Lines of data
┏━━

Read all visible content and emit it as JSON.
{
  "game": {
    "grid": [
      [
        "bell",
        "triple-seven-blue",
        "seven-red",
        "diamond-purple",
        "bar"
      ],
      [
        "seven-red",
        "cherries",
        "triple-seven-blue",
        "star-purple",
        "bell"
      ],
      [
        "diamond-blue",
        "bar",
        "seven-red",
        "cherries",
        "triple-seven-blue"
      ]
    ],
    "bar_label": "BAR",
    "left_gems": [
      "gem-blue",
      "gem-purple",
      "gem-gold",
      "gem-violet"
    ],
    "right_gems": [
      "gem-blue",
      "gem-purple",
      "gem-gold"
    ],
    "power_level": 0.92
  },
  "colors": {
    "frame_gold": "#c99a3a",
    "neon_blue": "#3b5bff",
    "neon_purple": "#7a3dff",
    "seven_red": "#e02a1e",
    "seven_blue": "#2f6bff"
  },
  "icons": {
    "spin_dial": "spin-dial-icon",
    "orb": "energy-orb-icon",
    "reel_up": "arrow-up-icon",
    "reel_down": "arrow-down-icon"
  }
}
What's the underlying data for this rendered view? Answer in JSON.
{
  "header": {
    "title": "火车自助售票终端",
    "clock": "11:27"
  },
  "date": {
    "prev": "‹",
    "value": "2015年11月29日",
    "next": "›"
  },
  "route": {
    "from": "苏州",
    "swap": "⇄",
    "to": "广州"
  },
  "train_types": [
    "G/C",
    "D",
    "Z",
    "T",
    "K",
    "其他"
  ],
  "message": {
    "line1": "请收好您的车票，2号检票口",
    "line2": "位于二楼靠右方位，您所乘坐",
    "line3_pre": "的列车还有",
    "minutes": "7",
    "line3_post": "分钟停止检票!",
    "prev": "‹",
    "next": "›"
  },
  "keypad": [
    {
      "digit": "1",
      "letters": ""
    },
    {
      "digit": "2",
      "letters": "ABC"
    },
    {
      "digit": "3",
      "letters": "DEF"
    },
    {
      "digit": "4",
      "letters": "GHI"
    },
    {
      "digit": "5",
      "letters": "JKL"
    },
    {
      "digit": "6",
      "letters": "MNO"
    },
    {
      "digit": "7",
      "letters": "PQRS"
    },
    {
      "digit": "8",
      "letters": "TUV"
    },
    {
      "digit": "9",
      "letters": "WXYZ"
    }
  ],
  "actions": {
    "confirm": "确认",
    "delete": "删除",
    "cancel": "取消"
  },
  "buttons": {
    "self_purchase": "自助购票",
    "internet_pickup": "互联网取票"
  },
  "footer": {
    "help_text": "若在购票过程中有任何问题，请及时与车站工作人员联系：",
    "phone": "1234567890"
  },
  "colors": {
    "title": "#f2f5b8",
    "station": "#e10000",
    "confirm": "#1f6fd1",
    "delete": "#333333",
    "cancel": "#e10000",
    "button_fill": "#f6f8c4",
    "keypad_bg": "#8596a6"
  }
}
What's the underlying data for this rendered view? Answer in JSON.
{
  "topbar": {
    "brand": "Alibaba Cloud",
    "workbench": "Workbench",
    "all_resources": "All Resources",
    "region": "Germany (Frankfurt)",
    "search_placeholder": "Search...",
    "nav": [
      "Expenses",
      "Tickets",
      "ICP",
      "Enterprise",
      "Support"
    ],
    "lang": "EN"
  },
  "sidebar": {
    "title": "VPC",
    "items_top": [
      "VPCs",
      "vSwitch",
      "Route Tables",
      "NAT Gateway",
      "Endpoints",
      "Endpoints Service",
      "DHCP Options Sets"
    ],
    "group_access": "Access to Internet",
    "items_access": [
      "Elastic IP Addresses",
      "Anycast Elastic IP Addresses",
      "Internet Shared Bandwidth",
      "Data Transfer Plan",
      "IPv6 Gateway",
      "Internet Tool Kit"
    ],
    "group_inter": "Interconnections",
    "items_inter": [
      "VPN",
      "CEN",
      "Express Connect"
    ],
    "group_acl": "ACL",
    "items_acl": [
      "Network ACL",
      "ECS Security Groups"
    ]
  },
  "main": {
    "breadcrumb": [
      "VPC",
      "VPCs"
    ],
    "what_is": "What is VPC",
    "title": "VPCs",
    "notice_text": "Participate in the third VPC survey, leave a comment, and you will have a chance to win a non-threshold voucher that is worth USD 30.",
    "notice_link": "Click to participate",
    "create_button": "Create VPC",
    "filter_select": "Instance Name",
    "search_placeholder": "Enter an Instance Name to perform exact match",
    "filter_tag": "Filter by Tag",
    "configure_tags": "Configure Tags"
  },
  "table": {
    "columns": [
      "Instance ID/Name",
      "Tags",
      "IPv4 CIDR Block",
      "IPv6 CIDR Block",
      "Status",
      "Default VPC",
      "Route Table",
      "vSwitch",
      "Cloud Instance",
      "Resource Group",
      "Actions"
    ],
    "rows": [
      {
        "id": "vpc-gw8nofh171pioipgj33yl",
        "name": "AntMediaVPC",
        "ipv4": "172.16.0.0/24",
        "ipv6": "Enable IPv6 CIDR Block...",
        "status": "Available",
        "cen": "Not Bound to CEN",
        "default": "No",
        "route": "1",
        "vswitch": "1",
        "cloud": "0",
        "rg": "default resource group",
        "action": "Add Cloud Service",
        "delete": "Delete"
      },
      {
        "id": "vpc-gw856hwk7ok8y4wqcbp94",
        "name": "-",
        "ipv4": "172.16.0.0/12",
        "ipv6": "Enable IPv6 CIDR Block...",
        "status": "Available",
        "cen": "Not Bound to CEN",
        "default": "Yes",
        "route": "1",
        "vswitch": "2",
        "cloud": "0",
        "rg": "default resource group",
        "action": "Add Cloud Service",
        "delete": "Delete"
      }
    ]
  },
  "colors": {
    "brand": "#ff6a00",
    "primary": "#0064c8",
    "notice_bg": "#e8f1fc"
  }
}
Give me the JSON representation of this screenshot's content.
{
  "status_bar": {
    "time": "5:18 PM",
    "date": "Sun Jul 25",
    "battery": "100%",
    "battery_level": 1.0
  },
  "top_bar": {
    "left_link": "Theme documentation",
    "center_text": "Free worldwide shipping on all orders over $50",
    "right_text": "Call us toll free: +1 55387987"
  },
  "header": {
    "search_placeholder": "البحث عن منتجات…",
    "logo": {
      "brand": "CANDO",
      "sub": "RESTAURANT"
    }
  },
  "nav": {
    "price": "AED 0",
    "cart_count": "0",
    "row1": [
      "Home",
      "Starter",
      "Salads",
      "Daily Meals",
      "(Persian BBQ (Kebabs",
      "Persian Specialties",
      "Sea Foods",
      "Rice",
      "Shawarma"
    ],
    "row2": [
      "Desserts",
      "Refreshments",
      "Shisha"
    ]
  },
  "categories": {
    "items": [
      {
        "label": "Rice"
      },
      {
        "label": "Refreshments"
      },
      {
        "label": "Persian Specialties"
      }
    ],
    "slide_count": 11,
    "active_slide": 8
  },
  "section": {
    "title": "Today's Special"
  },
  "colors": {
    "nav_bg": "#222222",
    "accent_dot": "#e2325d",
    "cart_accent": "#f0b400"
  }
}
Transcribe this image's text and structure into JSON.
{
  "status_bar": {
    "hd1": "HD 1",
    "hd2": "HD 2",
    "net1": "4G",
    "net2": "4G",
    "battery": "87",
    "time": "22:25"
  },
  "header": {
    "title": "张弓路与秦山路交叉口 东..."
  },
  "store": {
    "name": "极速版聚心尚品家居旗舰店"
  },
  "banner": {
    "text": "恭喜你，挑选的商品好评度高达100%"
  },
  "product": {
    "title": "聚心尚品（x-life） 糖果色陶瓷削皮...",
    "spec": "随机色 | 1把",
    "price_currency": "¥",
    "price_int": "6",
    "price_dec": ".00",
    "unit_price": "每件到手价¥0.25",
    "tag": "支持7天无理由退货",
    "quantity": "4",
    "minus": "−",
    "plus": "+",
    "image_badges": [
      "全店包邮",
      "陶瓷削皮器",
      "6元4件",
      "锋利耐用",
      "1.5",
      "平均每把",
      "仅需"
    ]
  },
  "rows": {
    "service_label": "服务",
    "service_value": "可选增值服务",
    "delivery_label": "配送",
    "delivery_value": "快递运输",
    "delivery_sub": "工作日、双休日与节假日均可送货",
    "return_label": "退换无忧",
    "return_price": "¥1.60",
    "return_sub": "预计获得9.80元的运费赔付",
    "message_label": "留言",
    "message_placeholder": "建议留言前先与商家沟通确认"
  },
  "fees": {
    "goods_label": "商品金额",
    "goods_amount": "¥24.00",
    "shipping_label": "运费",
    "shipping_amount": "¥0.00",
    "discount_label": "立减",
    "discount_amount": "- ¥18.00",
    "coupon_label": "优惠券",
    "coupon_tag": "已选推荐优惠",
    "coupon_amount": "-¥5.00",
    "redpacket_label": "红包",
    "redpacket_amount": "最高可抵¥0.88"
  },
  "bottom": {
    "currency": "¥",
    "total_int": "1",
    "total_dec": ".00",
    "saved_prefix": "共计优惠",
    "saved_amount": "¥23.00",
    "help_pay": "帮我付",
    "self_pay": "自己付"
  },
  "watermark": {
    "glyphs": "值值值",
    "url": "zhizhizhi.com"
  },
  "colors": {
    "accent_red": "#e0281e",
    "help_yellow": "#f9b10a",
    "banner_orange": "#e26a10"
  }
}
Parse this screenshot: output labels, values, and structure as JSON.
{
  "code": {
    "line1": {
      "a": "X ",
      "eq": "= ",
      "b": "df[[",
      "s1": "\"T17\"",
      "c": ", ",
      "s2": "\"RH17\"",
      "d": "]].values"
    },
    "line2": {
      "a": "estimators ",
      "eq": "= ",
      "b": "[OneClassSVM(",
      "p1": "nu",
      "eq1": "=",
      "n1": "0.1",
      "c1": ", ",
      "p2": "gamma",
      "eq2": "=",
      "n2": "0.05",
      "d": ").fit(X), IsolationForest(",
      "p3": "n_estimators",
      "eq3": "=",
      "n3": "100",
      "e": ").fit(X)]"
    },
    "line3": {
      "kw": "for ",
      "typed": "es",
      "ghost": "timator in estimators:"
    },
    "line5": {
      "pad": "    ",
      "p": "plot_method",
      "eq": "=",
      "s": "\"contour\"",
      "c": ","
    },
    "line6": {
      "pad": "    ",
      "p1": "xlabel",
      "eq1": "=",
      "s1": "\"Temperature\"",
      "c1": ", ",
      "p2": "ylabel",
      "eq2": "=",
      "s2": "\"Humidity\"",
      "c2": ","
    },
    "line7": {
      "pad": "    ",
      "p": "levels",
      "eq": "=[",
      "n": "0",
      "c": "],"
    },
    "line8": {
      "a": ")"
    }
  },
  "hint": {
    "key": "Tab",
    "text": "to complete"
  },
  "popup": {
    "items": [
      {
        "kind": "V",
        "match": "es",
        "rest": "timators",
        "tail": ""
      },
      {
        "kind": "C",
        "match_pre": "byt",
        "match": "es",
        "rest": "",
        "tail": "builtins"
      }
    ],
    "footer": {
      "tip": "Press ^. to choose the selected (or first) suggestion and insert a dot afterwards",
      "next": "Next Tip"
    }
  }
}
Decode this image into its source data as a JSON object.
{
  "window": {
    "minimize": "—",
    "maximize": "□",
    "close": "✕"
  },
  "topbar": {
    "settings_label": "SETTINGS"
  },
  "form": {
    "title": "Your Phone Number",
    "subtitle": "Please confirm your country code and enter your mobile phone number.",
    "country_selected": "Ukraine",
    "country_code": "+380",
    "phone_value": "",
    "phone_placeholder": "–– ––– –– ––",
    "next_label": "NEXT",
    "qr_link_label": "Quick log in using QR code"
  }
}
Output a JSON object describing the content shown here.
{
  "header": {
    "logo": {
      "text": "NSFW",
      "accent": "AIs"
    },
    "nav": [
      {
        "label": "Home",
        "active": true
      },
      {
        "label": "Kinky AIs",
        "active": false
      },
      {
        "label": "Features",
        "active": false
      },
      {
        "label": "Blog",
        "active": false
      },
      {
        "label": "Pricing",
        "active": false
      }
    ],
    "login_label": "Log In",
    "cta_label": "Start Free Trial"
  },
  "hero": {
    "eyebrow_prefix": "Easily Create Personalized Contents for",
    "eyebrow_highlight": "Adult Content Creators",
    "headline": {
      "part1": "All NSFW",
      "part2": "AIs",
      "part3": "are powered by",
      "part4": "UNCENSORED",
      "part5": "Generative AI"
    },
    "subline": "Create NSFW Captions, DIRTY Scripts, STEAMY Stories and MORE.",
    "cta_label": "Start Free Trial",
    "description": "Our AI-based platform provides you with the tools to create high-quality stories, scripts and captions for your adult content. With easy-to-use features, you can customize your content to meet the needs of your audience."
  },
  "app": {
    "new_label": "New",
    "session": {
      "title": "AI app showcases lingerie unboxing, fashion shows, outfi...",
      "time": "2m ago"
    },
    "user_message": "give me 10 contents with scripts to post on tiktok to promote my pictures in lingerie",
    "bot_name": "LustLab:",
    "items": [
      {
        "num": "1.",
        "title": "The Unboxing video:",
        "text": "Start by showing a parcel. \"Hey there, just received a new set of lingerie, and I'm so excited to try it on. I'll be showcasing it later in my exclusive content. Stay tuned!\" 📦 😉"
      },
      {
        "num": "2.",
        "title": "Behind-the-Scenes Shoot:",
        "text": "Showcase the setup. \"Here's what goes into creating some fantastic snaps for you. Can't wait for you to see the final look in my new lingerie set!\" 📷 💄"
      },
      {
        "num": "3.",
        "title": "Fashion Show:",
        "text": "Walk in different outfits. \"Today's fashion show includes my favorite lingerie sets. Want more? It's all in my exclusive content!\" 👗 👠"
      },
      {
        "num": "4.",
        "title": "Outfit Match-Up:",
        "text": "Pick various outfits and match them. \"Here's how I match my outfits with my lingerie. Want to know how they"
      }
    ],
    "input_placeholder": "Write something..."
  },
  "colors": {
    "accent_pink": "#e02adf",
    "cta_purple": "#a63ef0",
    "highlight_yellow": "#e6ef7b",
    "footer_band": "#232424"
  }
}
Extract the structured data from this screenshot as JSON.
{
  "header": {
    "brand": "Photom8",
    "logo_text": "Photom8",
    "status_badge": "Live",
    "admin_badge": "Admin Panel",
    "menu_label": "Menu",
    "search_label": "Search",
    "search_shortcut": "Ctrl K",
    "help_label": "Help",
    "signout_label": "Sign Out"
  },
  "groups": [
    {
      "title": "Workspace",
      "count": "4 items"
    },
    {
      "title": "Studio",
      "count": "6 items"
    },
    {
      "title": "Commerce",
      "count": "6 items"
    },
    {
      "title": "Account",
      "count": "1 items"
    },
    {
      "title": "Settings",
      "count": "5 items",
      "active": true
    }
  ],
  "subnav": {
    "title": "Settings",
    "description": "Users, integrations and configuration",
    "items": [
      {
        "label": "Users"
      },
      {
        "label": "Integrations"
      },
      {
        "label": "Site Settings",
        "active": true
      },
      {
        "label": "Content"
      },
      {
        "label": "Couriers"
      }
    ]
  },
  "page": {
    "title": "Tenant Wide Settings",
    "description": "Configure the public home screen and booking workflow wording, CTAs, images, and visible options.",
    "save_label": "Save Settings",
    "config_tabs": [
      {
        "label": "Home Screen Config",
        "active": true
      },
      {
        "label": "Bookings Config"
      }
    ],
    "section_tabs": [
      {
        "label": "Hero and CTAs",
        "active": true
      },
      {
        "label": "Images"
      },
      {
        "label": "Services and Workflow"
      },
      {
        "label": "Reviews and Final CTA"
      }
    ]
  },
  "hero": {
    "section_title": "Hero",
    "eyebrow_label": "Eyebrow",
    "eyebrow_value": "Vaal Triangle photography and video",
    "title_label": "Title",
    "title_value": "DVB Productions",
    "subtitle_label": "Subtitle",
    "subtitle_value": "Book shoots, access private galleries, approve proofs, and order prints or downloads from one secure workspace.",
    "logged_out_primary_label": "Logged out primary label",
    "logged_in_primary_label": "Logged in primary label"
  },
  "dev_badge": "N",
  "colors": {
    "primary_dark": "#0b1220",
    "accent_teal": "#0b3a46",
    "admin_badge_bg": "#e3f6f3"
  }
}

┗━━

Give the number of lines in the entries above that include the string "CTAs". No other output is expected.

Expected answer — 2